* What is required
Of the lines in these entries, how many contain the string "process"? Give the number and nothing else.

======== Entries shown

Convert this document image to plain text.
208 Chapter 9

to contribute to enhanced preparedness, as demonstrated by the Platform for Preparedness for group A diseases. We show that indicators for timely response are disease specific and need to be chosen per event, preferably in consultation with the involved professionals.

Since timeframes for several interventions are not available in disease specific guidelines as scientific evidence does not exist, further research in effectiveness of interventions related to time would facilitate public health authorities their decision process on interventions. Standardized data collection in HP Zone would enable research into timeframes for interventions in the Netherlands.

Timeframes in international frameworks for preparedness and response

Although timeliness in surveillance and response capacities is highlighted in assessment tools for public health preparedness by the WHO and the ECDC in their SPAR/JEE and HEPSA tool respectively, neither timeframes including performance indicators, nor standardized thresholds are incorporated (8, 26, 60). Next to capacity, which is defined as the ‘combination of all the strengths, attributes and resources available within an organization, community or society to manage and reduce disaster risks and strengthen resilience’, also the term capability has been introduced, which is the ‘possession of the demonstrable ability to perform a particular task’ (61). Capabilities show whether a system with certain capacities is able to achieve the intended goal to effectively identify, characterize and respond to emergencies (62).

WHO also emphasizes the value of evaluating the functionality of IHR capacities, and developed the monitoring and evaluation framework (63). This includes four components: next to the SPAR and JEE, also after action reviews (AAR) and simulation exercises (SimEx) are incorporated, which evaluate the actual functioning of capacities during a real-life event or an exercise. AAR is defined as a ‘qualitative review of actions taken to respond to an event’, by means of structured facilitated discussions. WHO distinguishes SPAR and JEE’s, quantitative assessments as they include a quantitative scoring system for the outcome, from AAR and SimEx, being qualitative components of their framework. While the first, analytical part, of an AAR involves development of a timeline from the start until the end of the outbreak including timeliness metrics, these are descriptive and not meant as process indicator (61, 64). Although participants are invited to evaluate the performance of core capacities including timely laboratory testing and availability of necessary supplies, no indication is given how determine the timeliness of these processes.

================

* Exercise result
2